→ **Raw records**

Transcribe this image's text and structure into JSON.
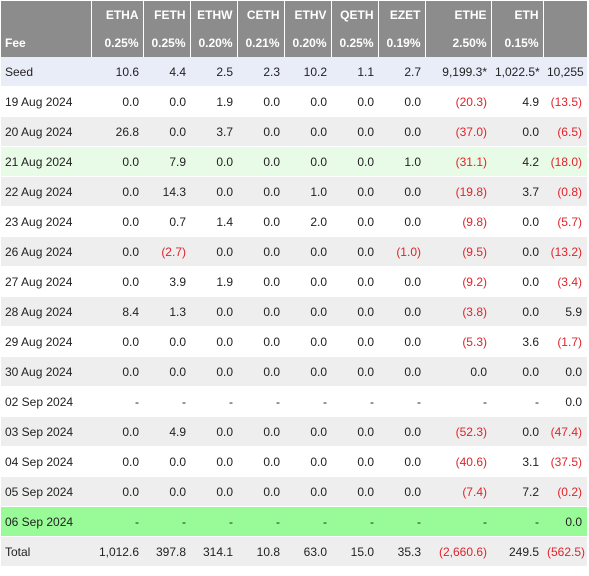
{
  "columns": [
    "",
    "ETHA",
    "FETH",
    "ETHW",
    "CETH",
    "ETHV",
    "QETH",
    "EZET",
    "ETHE",
    "ETH",
    ""
  ],
  "fee": [
    "Fee",
    "0.25%",
    "0.25%",
    "0.20%",
    "0.21%",
    "0.20%",
    "0.25%",
    "0.19%",
    "2.50%",
    "0.15%",
    ""
  ],
  "rows": [
    {
      "cells": [
        "Seed",
        "10.6",
        "4.4",
        "2.5",
        "2.3",
        "10.2",
        "1.1",
        "2.7",
        "9,199.3*",
        "1,022.5*",
        "10,255"
      ],
      "neg": [],
      "style": "seed"
    },
    {
      "cells": [
        "19 Aug 2024",
        "0.0",
        "0.0",
        "1.9",
        "0.0",
        "0.0",
        "0.0",
        "0.0",
        "(20.3)",
        "4.9",
        "(13.5)"
      ],
      "neg": [
        8,
        10
      ],
      "style": "odd"
    },
    {
      "cells": [
        "20 Aug 2024",
        "26.8",
        "0.0",
        "3.7",
        "0.0",
        "0.0",
        "0.0",
        "0.0",
        "(37.0)",
        "0.0",
        "(6.5)"
      ],
      "neg": [
        8,
        10
      ],
      "style": "even"
    },
    {
      "cells": [
        "21 Aug 2024",
        "0.0",
        "7.9",
        "0.0",
        "0.0",
        "0.0",
        "0.0",
        "1.0",
        "(31.1)",
        "4.2",
        "(18.0)"
      ],
      "neg": [
        8,
        10
      ],
      "style": "hl-light"
    },
    {
      "cells": [
        "22 Aug 2024",
        "0.0",
        "14.3",
        "0.0",
        "0.0",
        "1.0",
        "0.0",
        "0.0",
        "(19.8)",
        "3.7",
        "(0.8)"
      ],
      "neg": [
        8,
        10
      ],
      "style": "even"
    },
    {
      "cells": [
        "23 Aug 2024",
        "0.0",
        "0.7",
        "1.4",
        "0.0",
        "2.0",
        "0.0",
        "0.0",
        "(9.8)",
        "0.0",
        "(5.7)"
      ],
      "neg": [
        8,
        10
      ],
      "style": "odd"
    },
    {
      "cells": [
        "26 Aug 2024",
        "0.0",
        "(2.7)",
        "0.0",
        "0.0",
        "0.0",
        "0.0",
        "(1.0)",
        "(9.5)",
        "0.0",
        "(13.2)"
      ],
      "neg": [
        2,
        7,
        8,
        10
      ],
      "style": "even"
    },
    {
      "cells": [
        "27 Aug 2024",
        "0.0",
        "3.9",
        "1.9",
        "0.0",
        "0.0",
        "0.0",
        "0.0",
        "(9.2)",
        "0.0",
        "(3.4)"
      ],
      "neg": [
        8,
        10
      ],
      "style": "odd"
    },
    {
      "cells": [
        "28 Aug 2024",
        "8.4",
        "1.3",
        "0.0",
        "0.0",
        "0.0",
        "0.0",
        "0.0",
        "(3.8)",
        "0.0",
        "5.9"
      ],
      "neg": [
        8
      ],
      "style": "even"
    },
    {
      "cells": [
        "29 Aug 2024",
        "0.0",
        "0.0",
        "0.0",
        "0.0",
        "0.0",
        "0.0",
        "0.0",
        "(5.3)",
        "3.6",
        "(1.7)"
      ],
      "neg": [
        8,
        10
      ],
      "style": "odd"
    },
    {
      "cells": [
        "30 Aug 2024",
        "0.0",
        "0.0",
        "0.0",
        "0.0",
        "0.0",
        "0.0",
        "0.0",
        "0.0",
        "0.0",
        "0.0"
      ],
      "neg": [],
      "style": "even"
    },
    {
      "cells": [
        "02 Sep 2024",
        "-",
        "-",
        "-",
        "-",
        "-",
        "-",
        "-",
        "-",
        "-",
        "0.0"
      ],
      "neg": [],
      "style": "odd"
    },
    {
      "cells": [
        "03 Sep 2024",
        "0.0",
        "4.9",
        "0.0",
        "0.0",
        "0.0",
        "0.0",
        "0.0",
        "(52.3)",
        "0.0",
        "(47.4)"
      ],
      "neg": [
        8,
        10
      ],
      "style": "even"
    },
    {
      "cells": [
        "04 Sep 2024",
        "0.0",
        "0.0",
        "0.0",
        "0.0",
        "0.0",
        "0.0",
        "0.0",
        "(40.6)",
        "3.1",
        "(37.5)"
      ],
      "neg": [
        8,
        10
      ],
      "style": "odd"
    },
    {
      "cells": [
        "05 Sep 2024",
        "0.0",
        "0.0",
        "0.0",
        "0.0",
        "0.0",
        "0.0",
        "0.0",
        "(7.4)",
        "7.2",
        "(0.2)"
      ],
      "neg": [
        8,
        10
      ],
      "style": "even"
    },
    {
      "cells": [
        "06 Sep 2024",
        "-",
        "-",
        "-",
        "-",
        "-",
        "-",
        "-",
        "-",
        "-",
        "0.0"
      ],
      "neg": [],
      "style": "hl-green"
    },
    {
      "cells": [
        "Total",
        "1,012.6",
        "397.8",
        "314.1",
        "10.8",
        "63.0",
        "15.0",
        "35.3",
        "(2,660.6)",
        "249.5",
        "(562.5)"
      ],
      "neg": [
        8,
        10
      ],
      "style": "total"
    }
  ],
  "colors": {
    "header_bg": "#8c8c8c",
    "negative": "#e0242b",
    "seed_bg": "#e9edf8",
    "highlight_light": "#e7fbe7",
    "highlight_green": "#98fb98"
  }
}
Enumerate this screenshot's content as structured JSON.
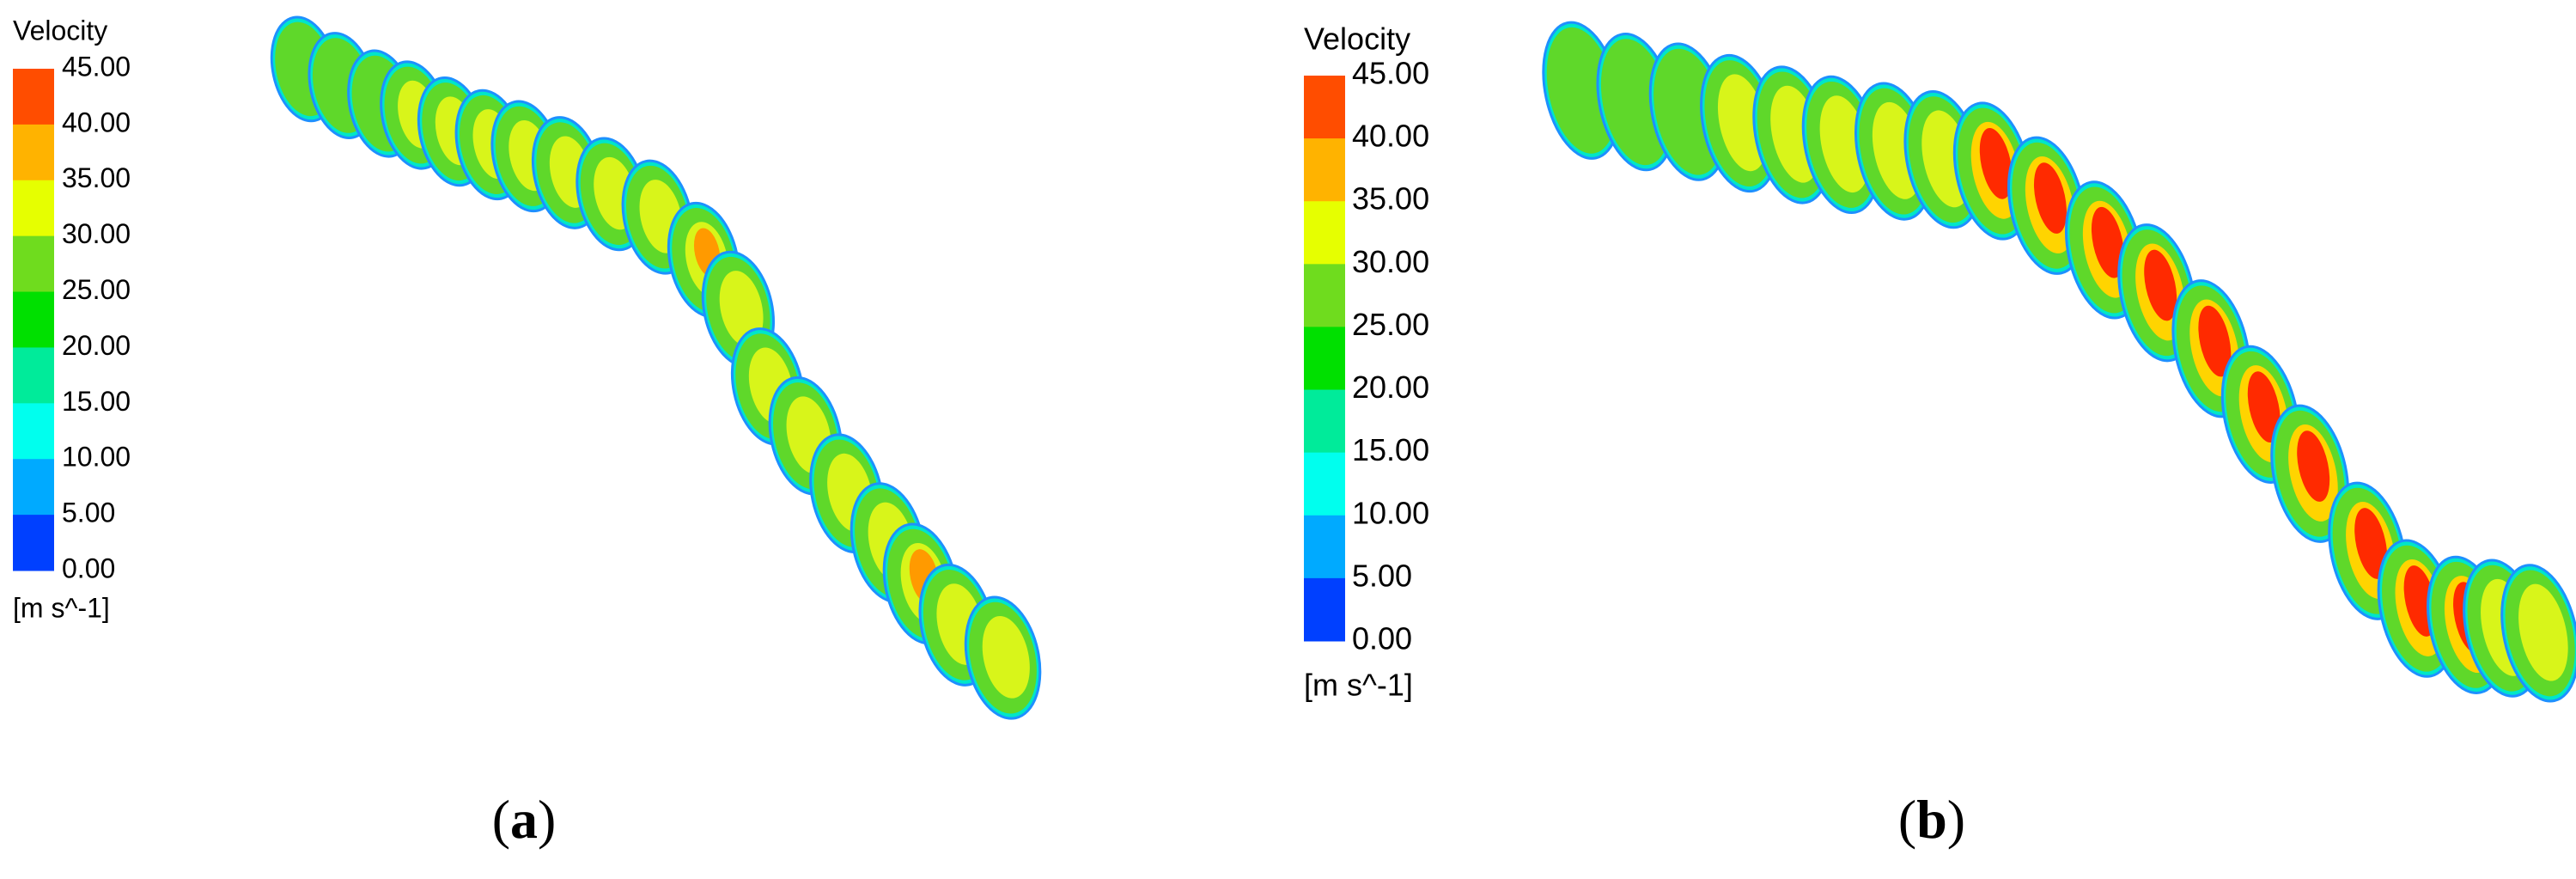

→ **GIVEN REQUEST**
Show every line above in which the word "this" occurs.

→ **WRITTEN RESPONSE**
Transcribe this image's text and structure into JSON.
Enumerate this screenshot's content as structured JSON.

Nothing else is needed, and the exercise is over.